— Written instruction —
Please return, word for word, every line in the records below from the one containing "Localize each UI" through the one containing "expand-arrow-icon[interactable]: ▶ bbox=[12, 74, 22, 84]", both included.

# start of Data rows

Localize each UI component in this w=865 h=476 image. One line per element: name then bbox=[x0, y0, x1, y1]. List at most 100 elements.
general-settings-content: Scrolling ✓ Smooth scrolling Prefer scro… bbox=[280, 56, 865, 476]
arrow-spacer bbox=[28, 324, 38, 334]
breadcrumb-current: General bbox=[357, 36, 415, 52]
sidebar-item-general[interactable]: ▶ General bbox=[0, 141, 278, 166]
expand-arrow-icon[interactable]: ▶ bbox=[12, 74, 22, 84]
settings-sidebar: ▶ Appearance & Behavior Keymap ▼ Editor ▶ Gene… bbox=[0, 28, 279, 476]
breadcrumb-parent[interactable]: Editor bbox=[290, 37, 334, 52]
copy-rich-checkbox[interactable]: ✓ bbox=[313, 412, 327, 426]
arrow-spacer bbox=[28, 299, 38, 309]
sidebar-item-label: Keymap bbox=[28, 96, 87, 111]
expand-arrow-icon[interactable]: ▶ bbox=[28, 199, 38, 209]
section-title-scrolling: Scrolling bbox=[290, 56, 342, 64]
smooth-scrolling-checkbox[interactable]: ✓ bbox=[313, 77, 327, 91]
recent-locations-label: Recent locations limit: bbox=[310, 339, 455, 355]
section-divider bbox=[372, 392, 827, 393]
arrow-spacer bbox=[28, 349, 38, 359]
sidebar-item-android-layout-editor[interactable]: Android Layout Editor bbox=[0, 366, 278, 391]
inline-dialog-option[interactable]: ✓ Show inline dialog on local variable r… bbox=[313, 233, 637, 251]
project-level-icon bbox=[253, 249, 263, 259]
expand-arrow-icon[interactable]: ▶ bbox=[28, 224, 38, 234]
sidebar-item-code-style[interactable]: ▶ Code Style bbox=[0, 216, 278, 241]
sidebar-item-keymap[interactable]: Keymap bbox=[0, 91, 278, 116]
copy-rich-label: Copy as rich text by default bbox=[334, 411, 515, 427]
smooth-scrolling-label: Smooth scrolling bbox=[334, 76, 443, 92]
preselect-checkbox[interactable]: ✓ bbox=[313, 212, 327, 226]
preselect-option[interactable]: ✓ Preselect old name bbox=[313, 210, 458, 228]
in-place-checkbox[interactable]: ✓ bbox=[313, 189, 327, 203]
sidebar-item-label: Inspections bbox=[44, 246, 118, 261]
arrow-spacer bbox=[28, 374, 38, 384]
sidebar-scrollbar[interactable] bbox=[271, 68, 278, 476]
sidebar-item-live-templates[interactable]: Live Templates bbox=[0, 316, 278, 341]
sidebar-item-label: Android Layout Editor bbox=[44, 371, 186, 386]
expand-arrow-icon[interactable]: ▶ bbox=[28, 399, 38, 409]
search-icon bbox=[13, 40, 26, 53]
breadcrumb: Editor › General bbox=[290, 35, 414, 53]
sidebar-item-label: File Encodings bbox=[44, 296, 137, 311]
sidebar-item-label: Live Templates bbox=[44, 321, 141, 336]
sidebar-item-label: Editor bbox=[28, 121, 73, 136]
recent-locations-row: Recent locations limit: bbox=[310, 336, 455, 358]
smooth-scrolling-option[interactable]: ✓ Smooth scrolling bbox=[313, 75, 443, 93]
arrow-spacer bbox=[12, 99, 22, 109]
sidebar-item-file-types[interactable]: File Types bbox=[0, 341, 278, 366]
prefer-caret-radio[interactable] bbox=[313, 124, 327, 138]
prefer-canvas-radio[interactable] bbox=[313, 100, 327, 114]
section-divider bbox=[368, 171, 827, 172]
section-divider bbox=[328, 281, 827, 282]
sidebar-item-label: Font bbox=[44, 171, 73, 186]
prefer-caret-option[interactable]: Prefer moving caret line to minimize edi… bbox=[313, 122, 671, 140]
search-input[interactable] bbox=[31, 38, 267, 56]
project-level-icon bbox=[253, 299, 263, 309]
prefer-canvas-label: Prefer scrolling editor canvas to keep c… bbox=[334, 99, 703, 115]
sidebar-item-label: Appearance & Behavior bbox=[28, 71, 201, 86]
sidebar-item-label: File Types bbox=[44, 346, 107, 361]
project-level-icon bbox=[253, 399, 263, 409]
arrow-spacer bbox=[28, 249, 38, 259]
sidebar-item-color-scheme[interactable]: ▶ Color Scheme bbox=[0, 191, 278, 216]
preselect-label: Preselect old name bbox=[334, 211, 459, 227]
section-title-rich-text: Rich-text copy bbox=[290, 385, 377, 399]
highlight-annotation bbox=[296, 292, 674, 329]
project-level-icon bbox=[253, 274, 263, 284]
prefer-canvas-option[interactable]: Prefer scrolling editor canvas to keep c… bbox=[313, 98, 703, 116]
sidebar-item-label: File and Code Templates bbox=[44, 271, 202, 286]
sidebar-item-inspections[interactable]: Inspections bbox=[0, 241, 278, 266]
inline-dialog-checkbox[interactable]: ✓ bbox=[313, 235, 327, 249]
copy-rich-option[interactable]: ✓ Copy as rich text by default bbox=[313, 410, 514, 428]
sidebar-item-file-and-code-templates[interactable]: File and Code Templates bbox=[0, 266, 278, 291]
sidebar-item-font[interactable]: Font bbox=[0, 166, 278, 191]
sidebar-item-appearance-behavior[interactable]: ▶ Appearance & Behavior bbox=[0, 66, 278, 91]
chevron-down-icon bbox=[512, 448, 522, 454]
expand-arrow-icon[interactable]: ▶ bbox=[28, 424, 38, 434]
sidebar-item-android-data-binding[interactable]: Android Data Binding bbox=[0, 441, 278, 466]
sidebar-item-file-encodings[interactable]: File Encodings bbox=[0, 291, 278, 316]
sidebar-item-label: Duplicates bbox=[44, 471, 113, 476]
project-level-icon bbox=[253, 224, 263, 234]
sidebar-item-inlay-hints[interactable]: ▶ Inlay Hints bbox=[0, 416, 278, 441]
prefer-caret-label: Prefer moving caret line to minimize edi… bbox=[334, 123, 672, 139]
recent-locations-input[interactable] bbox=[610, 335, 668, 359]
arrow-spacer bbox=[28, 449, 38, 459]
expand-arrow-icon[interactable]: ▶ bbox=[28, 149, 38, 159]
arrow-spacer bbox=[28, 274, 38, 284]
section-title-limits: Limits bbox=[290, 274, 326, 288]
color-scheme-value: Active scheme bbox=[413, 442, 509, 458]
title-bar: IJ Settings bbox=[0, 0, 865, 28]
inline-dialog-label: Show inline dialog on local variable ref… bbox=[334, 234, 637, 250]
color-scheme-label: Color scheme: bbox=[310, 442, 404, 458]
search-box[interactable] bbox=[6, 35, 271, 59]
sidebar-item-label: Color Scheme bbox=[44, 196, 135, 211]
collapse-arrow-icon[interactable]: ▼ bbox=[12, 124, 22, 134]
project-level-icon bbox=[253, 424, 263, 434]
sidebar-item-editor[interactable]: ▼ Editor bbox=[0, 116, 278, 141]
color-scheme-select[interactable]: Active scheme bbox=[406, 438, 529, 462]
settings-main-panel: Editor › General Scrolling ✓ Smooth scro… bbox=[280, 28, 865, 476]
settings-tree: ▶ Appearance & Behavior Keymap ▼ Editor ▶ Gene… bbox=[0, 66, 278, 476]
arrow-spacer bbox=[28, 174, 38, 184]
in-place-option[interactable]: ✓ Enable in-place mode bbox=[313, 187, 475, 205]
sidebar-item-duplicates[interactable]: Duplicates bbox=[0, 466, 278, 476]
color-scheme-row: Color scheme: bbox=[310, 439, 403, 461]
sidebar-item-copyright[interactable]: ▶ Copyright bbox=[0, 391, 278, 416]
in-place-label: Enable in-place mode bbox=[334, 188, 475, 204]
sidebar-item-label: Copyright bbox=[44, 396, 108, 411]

# end of Data rows
# start of Data rows

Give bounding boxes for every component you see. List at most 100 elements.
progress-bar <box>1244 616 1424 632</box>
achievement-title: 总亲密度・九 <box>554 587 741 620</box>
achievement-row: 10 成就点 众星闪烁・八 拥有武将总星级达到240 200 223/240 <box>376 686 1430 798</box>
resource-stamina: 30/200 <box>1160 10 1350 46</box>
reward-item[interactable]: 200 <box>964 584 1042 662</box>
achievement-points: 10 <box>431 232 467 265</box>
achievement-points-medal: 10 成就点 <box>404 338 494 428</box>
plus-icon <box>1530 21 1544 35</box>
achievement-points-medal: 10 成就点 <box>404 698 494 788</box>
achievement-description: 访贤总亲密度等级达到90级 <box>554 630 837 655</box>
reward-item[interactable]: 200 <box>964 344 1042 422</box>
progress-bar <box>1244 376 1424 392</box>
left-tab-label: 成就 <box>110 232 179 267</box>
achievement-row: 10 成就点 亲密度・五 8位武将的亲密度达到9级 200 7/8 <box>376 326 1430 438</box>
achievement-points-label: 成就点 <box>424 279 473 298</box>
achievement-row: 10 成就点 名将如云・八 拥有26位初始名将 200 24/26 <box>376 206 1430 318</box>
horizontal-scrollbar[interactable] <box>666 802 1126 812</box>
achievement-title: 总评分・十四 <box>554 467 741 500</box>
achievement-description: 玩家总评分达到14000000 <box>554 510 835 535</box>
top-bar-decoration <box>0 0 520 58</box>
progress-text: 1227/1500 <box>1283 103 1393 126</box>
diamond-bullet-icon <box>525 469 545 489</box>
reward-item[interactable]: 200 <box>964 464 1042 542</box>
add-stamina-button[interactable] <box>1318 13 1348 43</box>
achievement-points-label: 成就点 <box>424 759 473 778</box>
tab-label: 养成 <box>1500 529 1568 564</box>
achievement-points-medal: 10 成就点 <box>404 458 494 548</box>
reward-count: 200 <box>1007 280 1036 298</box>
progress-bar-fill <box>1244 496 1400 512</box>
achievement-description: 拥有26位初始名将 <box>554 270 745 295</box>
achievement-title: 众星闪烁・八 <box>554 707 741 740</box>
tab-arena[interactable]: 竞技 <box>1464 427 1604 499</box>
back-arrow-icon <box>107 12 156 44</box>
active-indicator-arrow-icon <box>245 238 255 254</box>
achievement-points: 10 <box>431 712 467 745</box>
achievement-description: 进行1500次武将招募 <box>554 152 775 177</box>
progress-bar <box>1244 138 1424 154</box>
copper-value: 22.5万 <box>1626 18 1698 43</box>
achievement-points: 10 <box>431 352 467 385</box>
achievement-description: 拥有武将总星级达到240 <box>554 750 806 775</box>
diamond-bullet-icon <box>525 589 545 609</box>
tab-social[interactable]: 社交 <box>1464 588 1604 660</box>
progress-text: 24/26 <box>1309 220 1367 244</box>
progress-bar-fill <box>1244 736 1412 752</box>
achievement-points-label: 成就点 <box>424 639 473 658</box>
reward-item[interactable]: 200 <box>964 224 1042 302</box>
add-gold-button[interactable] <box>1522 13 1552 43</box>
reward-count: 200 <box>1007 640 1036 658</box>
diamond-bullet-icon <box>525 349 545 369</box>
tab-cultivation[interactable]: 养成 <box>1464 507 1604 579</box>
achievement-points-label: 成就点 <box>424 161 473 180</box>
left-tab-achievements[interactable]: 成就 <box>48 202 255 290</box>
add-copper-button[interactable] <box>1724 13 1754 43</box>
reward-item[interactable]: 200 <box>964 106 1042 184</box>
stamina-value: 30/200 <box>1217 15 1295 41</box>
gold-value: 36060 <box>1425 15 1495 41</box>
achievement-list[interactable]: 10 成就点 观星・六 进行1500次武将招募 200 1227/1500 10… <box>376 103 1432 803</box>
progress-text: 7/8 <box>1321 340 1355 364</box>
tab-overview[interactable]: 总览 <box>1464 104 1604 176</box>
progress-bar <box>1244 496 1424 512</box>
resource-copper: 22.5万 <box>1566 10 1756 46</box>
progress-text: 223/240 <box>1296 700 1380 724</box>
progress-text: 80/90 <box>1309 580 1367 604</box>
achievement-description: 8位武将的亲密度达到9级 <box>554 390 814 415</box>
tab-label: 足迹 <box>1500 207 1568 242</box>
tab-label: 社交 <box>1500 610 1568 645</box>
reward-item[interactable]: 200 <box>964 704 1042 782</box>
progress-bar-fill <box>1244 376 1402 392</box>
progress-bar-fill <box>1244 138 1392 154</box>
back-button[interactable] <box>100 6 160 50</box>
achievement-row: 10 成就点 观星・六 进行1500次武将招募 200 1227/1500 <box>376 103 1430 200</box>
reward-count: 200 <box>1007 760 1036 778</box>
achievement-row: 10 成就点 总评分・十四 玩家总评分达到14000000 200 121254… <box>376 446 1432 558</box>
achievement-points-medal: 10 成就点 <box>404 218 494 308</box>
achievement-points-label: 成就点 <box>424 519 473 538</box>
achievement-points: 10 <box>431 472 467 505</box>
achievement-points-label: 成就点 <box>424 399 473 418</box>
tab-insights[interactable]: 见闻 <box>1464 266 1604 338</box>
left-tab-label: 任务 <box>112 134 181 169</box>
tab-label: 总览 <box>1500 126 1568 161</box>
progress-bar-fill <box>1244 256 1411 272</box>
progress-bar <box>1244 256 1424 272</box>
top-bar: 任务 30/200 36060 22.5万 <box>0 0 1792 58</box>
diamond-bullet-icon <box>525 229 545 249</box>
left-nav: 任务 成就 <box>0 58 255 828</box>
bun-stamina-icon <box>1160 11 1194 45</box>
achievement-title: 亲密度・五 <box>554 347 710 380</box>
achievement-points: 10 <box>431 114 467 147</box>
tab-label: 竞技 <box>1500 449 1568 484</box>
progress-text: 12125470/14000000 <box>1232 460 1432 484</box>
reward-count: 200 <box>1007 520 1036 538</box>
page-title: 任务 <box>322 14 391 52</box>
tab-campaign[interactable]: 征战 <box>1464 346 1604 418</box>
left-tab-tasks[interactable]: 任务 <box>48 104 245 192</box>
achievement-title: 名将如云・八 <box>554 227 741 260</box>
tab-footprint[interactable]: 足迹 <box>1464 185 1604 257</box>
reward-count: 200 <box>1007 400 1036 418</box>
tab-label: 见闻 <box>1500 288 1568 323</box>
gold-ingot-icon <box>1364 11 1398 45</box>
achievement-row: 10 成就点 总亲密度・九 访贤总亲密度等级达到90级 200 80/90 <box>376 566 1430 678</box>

# end of Data rows

— Reply to the task —
Localize each UI component in this w=865 h=476 image. One line per element: name then bbox=[x0, y0, x1, y1]. List at most 100 elements.
general-settings-content: Scrolling ✓ Smooth scrolling Prefer scro… bbox=[280, 56, 865, 476]
arrow-spacer bbox=[28, 324, 38, 334]
breadcrumb-current: General bbox=[357, 36, 415, 52]
sidebar-item-general[interactable]: ▶ General bbox=[0, 141, 278, 166]
expand-arrow-icon[interactable]: ▶ bbox=[12, 74, 22, 84]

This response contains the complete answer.